Assignment :: Go over the records and copy every line with the string "rights".

Stored records

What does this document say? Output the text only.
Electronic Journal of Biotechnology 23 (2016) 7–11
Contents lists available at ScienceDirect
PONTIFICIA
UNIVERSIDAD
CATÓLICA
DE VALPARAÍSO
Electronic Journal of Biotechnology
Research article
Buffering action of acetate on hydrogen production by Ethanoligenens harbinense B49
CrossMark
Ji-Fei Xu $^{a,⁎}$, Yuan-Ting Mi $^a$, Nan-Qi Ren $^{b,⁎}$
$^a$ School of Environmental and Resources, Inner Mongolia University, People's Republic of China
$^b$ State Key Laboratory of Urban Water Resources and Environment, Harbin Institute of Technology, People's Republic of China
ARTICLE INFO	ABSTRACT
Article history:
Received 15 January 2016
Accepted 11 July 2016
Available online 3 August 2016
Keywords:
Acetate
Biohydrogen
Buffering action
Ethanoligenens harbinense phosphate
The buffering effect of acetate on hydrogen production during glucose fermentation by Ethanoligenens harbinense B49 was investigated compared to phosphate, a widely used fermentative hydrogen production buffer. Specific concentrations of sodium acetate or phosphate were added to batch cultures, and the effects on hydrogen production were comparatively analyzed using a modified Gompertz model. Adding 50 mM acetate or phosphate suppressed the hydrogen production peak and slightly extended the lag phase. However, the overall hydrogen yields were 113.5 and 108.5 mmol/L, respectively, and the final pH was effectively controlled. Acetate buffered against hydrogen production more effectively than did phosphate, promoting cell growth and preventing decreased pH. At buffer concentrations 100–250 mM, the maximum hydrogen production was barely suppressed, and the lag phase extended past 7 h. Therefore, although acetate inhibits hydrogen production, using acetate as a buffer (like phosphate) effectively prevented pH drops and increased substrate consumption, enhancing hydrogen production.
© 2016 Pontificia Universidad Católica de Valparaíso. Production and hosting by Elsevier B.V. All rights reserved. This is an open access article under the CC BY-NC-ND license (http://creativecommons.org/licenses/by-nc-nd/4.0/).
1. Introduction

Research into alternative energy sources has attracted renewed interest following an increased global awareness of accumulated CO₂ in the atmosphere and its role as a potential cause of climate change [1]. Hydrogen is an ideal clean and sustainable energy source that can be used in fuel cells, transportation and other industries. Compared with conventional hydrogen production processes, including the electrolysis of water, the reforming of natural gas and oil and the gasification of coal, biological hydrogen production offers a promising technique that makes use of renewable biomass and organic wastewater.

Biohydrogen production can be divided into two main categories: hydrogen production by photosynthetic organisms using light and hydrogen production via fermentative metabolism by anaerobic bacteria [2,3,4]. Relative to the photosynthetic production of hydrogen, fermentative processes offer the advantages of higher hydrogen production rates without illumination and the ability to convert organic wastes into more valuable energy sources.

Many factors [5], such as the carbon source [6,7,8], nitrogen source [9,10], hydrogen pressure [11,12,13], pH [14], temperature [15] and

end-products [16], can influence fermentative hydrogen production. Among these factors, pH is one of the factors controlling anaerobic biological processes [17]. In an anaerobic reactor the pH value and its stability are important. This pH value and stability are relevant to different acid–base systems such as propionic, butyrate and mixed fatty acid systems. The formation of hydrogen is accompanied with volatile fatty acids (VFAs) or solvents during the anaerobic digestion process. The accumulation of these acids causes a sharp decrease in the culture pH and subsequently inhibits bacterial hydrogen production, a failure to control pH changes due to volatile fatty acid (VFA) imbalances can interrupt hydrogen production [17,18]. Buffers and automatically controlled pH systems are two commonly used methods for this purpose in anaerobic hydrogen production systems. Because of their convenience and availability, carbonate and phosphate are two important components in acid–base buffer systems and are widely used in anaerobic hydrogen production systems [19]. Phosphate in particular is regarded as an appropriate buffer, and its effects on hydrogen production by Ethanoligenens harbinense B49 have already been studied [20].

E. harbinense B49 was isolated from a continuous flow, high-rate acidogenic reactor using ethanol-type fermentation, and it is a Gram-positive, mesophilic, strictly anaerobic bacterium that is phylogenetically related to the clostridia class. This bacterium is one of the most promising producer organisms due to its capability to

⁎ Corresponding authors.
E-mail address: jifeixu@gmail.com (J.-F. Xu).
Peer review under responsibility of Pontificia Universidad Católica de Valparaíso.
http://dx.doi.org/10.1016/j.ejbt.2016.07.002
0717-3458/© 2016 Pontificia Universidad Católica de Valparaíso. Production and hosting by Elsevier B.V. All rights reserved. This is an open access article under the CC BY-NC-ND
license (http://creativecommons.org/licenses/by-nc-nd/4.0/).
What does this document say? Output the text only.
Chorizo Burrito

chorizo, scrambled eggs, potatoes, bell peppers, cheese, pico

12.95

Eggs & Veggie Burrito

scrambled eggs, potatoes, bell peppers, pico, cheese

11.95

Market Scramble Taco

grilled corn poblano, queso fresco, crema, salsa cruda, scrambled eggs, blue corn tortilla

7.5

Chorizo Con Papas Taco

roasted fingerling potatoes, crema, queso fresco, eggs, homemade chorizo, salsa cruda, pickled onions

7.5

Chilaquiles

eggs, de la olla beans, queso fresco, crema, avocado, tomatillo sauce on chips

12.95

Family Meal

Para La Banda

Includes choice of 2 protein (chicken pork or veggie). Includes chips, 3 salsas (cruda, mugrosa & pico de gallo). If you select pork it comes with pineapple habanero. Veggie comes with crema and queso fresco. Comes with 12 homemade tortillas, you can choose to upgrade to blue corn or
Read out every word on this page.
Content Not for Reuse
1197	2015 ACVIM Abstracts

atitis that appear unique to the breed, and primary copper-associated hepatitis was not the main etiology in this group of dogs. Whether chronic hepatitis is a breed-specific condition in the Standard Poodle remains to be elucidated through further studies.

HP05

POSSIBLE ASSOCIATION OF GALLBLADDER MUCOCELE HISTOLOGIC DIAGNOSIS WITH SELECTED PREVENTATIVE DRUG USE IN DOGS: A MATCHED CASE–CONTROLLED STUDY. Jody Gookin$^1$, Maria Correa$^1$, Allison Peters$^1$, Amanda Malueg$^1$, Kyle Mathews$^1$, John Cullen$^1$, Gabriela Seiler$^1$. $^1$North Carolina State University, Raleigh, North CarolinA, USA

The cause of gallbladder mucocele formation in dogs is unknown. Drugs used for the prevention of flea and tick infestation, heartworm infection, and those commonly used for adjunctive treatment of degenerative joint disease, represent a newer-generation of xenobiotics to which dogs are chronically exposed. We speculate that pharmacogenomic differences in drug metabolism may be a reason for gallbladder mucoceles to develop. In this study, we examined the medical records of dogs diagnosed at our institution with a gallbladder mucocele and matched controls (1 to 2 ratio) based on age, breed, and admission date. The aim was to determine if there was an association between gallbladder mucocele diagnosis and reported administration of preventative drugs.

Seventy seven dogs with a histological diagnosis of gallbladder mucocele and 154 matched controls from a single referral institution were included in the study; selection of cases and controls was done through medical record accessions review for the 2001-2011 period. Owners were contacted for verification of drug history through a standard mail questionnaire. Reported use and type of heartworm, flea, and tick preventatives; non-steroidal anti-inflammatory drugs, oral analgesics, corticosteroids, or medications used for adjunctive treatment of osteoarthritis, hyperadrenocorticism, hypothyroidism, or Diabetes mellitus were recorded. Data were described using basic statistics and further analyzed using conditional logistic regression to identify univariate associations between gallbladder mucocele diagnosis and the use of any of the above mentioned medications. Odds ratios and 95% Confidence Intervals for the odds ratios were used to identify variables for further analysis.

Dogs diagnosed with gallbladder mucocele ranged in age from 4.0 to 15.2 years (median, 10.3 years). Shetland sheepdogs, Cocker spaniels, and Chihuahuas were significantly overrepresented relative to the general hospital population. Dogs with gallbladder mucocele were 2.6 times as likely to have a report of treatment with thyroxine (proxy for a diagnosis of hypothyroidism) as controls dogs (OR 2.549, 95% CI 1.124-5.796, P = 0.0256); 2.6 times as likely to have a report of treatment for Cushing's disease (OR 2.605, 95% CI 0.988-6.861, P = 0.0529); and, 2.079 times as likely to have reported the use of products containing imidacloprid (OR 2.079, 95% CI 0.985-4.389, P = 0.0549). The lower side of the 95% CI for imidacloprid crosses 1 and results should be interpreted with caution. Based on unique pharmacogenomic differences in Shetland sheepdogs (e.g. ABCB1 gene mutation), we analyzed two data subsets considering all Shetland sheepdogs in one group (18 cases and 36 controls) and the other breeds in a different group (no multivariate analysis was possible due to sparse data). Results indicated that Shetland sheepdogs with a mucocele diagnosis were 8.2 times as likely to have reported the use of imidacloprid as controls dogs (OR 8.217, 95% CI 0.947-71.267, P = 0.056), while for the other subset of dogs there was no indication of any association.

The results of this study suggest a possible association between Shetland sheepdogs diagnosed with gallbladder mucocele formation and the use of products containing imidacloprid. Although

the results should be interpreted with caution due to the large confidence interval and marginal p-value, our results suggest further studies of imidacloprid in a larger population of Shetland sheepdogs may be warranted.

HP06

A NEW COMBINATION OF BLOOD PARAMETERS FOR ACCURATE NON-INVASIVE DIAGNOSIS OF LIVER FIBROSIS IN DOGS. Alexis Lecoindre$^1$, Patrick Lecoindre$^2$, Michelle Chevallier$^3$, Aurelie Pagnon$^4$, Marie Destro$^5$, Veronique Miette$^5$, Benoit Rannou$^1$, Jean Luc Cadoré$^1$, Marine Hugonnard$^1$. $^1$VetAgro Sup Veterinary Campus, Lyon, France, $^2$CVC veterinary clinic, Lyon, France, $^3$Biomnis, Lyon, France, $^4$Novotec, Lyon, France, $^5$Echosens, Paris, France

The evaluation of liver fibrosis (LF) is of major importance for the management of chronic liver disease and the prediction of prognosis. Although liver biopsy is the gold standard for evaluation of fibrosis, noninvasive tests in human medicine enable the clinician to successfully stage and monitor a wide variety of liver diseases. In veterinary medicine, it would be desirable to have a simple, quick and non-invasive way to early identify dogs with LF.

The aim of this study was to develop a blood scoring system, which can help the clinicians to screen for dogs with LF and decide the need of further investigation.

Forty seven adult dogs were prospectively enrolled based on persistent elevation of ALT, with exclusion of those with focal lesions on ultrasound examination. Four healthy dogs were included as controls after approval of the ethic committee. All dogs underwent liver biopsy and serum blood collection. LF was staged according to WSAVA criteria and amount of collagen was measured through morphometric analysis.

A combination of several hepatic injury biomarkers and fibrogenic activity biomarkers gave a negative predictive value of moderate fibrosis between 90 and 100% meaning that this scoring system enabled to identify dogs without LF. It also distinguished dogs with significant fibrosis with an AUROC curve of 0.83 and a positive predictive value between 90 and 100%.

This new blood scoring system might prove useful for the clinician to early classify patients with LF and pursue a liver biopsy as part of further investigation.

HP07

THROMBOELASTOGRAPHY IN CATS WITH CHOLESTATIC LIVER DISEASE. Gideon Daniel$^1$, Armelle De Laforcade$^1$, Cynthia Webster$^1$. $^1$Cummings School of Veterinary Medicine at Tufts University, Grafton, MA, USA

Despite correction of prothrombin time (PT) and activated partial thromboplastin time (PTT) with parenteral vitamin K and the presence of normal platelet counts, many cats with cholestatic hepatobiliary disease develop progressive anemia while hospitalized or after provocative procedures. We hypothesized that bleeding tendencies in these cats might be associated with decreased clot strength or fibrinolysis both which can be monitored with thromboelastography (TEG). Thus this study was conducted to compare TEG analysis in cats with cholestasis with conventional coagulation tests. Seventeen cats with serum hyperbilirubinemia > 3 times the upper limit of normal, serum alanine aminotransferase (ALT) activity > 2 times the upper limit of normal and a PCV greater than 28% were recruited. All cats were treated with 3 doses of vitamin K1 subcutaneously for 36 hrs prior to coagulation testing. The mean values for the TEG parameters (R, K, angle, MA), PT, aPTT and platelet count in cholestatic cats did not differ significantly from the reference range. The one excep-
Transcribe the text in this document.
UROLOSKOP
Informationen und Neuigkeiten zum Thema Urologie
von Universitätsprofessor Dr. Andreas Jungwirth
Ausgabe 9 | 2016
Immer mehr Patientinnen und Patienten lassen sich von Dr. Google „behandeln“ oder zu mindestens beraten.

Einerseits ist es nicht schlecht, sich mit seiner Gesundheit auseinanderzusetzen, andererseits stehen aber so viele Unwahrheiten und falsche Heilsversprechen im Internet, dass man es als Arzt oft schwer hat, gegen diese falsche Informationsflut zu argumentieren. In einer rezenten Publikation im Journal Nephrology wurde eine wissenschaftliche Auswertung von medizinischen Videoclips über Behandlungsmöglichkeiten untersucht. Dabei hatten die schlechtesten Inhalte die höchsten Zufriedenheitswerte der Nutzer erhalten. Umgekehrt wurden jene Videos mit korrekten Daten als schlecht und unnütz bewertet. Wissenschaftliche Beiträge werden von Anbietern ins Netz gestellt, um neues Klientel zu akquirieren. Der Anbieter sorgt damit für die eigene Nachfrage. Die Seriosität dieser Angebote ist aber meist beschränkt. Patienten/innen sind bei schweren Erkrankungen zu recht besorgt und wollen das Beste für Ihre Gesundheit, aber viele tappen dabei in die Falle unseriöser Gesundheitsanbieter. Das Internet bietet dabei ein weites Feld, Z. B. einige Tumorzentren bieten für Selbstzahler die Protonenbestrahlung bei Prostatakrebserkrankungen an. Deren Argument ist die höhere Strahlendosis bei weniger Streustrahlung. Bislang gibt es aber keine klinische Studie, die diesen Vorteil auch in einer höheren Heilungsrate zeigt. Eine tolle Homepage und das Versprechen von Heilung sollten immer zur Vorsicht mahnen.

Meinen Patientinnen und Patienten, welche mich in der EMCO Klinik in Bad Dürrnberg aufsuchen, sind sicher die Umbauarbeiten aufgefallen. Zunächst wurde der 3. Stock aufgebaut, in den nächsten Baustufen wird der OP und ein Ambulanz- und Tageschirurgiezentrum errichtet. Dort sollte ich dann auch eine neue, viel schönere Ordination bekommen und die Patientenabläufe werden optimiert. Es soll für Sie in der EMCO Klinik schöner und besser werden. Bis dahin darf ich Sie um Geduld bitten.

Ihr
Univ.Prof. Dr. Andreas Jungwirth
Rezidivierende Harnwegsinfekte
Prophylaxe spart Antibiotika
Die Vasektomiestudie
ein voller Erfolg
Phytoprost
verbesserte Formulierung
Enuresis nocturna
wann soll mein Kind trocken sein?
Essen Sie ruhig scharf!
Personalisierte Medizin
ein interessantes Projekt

Solution to this exercise ::
© 2016 Pontificia Universidad Católica de Valparaíso. Production and hosting by Elsevier B.V. All rights reserved. This is an open access article under the CC BY-NC-ND license (http://creativecommons.org/licenses/by-nc-nd/4.0/).
0717-3458/© 2016 Pontificia Universidad Católica de Valparaíso. Production and hosting by Elsevier B.V. All rights reserved. This is an open access article under the CC BY-NC-ND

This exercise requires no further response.